§ **Exercise directions**: Each entry below should be echoed exactly, with pictures omitted.

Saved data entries
= = = = =

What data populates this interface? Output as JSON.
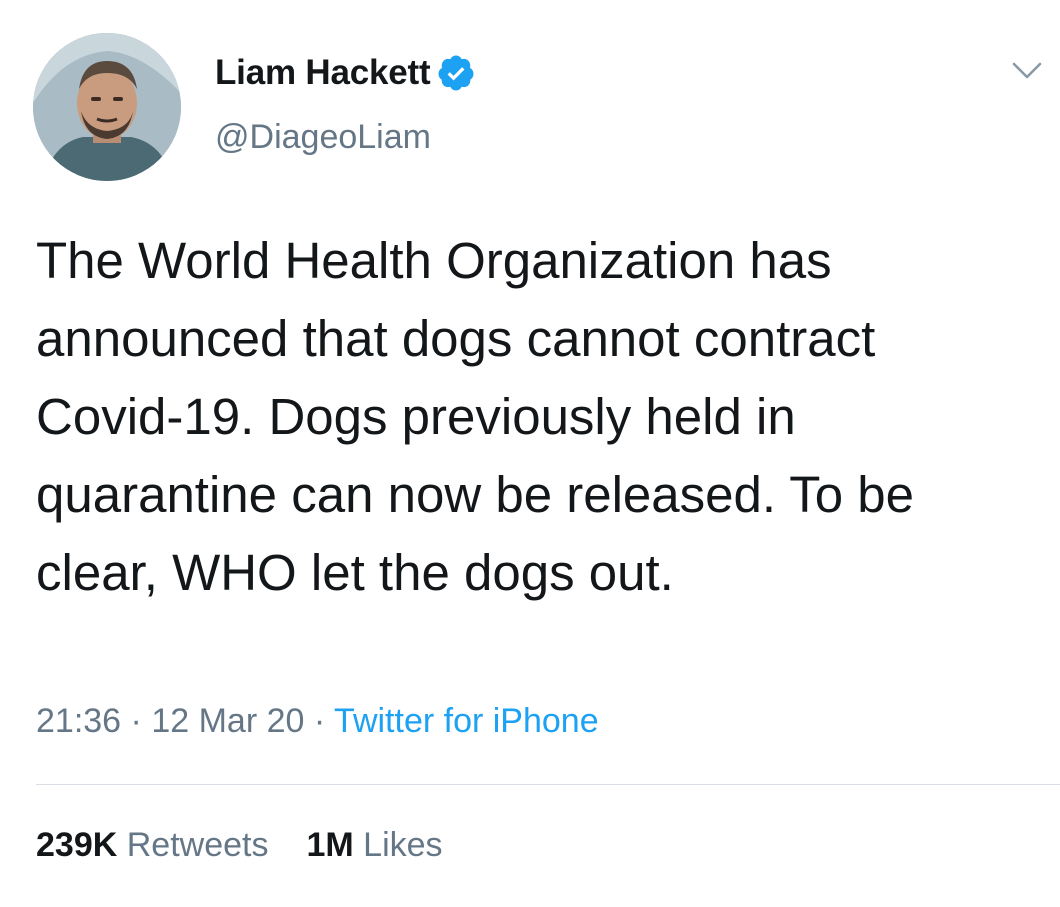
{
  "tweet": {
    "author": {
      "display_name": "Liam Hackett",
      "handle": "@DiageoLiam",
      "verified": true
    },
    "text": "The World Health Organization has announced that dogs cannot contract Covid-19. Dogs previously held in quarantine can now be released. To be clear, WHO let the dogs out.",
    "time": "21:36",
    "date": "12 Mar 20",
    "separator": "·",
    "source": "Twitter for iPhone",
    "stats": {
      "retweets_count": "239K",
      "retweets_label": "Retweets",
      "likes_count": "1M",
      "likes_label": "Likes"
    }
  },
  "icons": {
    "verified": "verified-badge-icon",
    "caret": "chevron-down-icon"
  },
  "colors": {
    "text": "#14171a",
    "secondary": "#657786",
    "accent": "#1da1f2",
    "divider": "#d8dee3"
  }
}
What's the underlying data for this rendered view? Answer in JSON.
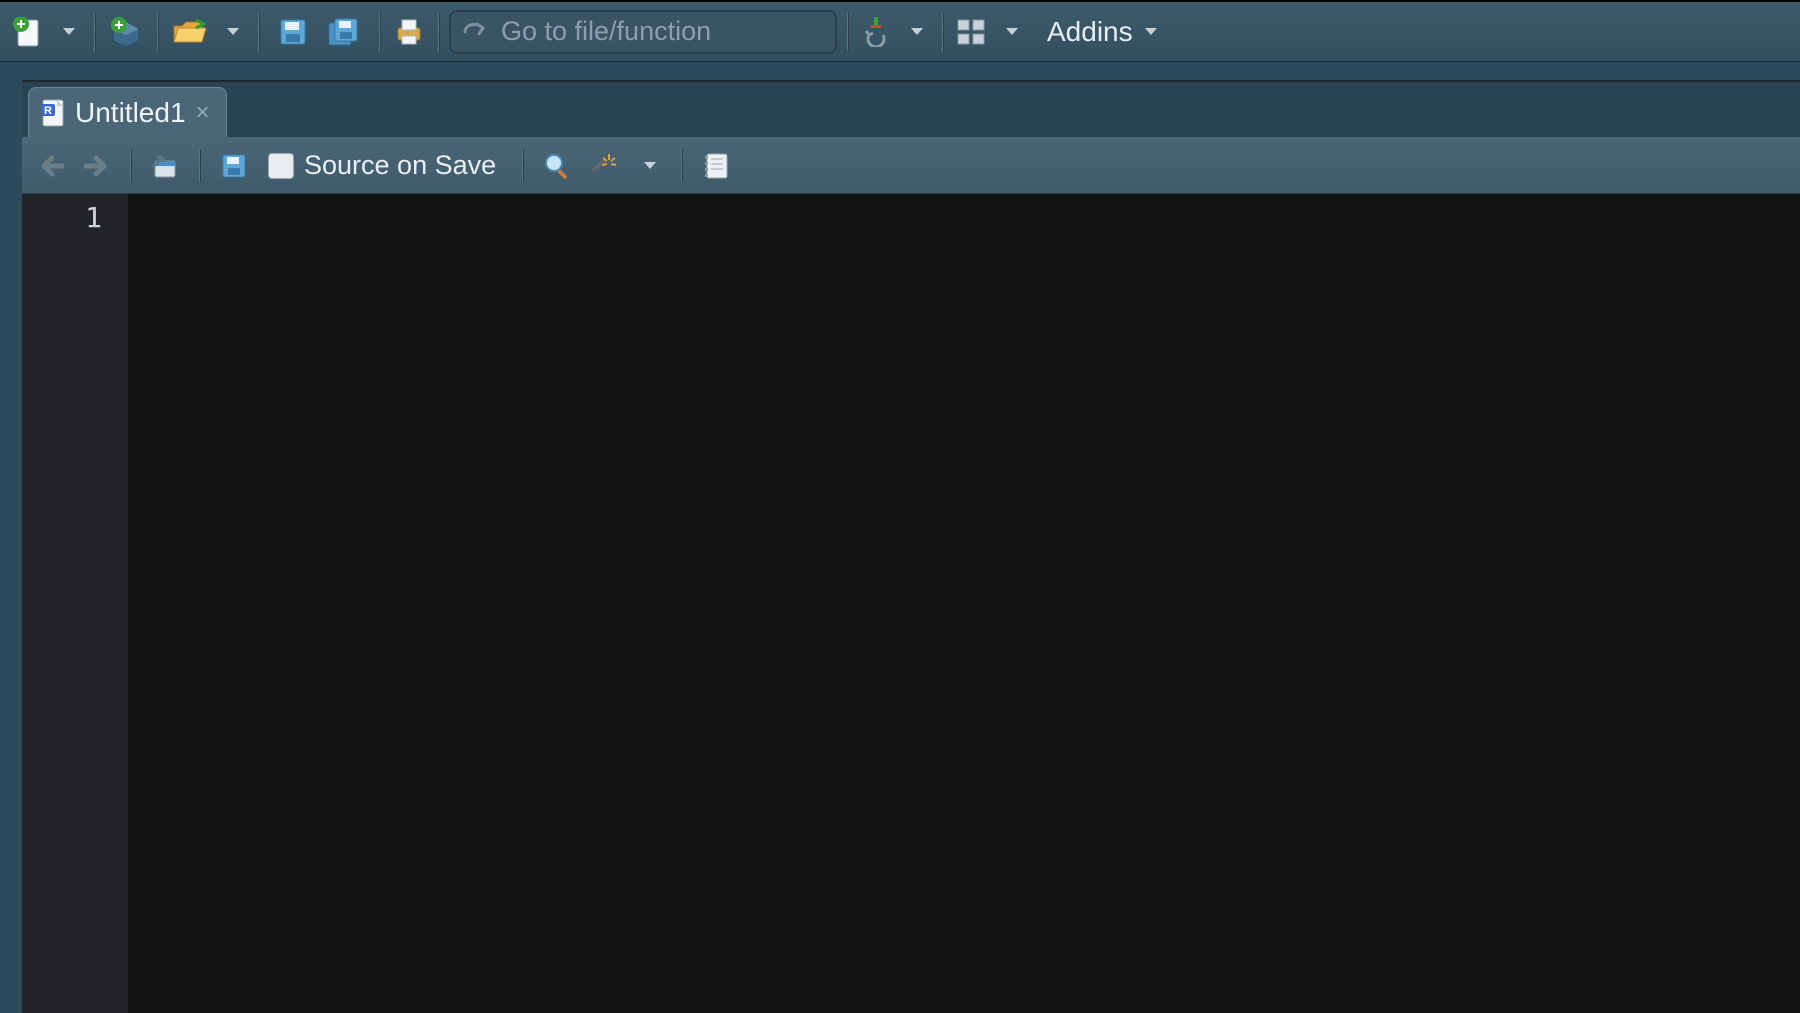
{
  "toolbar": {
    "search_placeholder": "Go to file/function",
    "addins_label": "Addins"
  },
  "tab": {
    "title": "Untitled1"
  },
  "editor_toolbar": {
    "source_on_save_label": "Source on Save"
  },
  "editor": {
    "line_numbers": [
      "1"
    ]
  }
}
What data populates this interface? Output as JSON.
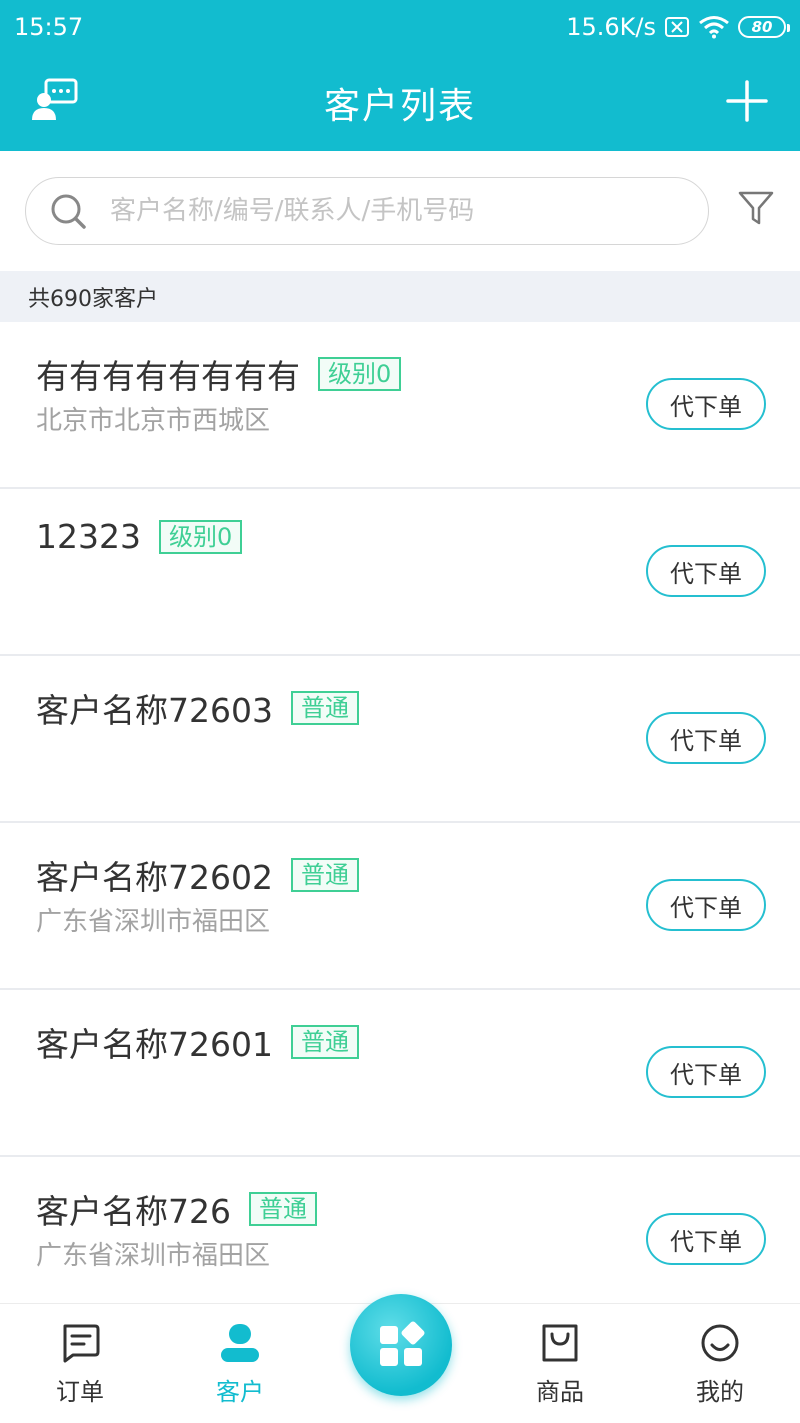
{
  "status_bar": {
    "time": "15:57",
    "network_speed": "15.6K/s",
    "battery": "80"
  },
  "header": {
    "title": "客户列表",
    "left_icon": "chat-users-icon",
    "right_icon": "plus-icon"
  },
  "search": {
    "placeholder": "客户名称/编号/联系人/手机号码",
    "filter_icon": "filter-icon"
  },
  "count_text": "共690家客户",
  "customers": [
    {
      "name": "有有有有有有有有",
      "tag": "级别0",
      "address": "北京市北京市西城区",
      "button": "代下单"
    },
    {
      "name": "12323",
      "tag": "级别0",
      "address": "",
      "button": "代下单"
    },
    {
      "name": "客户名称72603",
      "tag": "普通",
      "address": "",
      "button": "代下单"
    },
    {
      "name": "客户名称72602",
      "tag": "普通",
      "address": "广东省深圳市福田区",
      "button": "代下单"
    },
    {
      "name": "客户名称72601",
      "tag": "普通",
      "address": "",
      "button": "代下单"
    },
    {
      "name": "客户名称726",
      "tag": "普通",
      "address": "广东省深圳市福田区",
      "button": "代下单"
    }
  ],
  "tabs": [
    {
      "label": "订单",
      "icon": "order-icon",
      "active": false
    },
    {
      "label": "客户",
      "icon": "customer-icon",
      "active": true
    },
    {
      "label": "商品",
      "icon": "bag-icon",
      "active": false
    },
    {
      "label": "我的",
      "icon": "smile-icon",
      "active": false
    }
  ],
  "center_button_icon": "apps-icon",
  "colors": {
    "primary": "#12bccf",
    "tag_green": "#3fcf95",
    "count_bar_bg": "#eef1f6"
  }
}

= = = = =

§ **Exercise response**:
What data populates this interface? Output as JSON.
{
  "tweet": {
    "author": {
      "display_name": "Liam Hackett",
      "handle": "@DiageoLiam",
      "verified": true
    },
    "text": "The World Health Organization has announced that dogs cannot contract Covid-19. Dogs previously held in quarantine can now be released. To be clear, WHO let the dogs out.",
    "time": "21:36",
    "date": "12 Mar 20",
    "separator": "·",
    "source": "Twitter for iPhone",
    "stats": {
      "retweets_count": "239K",
      "retweets_label": "Retweets",
      "likes_count": "1M",
      "likes_label": "Likes"
    }
  },
  "icons": {
    "verified": "verified-badge-icon",
    "caret": "chevron-down-icon"
  },
  "colors": {
    "text": "#14171a",
    "secondary": "#657786",
    "accent": "#1da1f2",
    "divider": "#d8dee3"
  }
}
What's the underlying data for this rendered view? Answer in JSON.
{
  "toolbar": {
    "search_placeholder": "Go to file/function",
    "addins_label": "Addins"
  },
  "tab": {
    "title": "Untitled1"
  },
  "editor_toolbar": {
    "source_on_save_label": "Source on Save"
  },
  "editor": {
    "line_numbers": [
      "1"
    ]
  }
}
What data populates this interface? Output as JSON.
{
  "status_bar": {
    "time": "15:57",
    "network_speed": "15.6K/s",
    "battery": "80"
  },
  "header": {
    "title": "客户列表",
    "left_icon": "chat-users-icon",
    "right_icon": "plus-icon"
  },
  "search": {
    "placeholder": "客户名称/编号/联系人/手机号码",
    "filter_icon": "filter-icon"
  },
  "count_text": "共690家客户",
  "customers": [
    {
      "name": "有有有有有有有有",
      "tag": "级别0",
      "address": "北京市北京市西城区",
      "button": "代下单"
    },
    {
      "name": "12323",
      "tag": "级别0",
      "address": "",
      "button": "代下单"
    },
    {
      "name": "客户名称72603",
      "tag": "普通",
      "address": "",
      "button": "代下单"
    },
    {
      "name": "客户名称72602",
      "tag": "普通",
      "address": "广东省深圳市福田区",
      "button": "代下单"
    },
    {
      "name": "客户名称72601",
      "tag": "普通",
      "address": "",
      "button": "代下单"
    },
    {
      "name": "客户名称726",
      "tag": "普通",
      "address": "广东省深圳市福田区",
      "button": "代下单"
    }
  ],
  "tabs": [
    {
      "label": "订单",
      "icon": "order-icon",
      "active": false
    },
    {
      "label": "客户",
      "icon": "customer-icon",
      "active": true
    },
    {
      "label": "商品",
      "icon": "bag-icon",
      "active": false
    },
    {
      "label": "我的",
      "icon": "smile-icon",
      "active": false
    }
  ],
  "center_button_icon": "apps-icon",
  "colors": {
    "primary": "#12bccf",
    "tag_green": "#3fcf95",
    "count_bar_bg": "#eef1f6"
  }
}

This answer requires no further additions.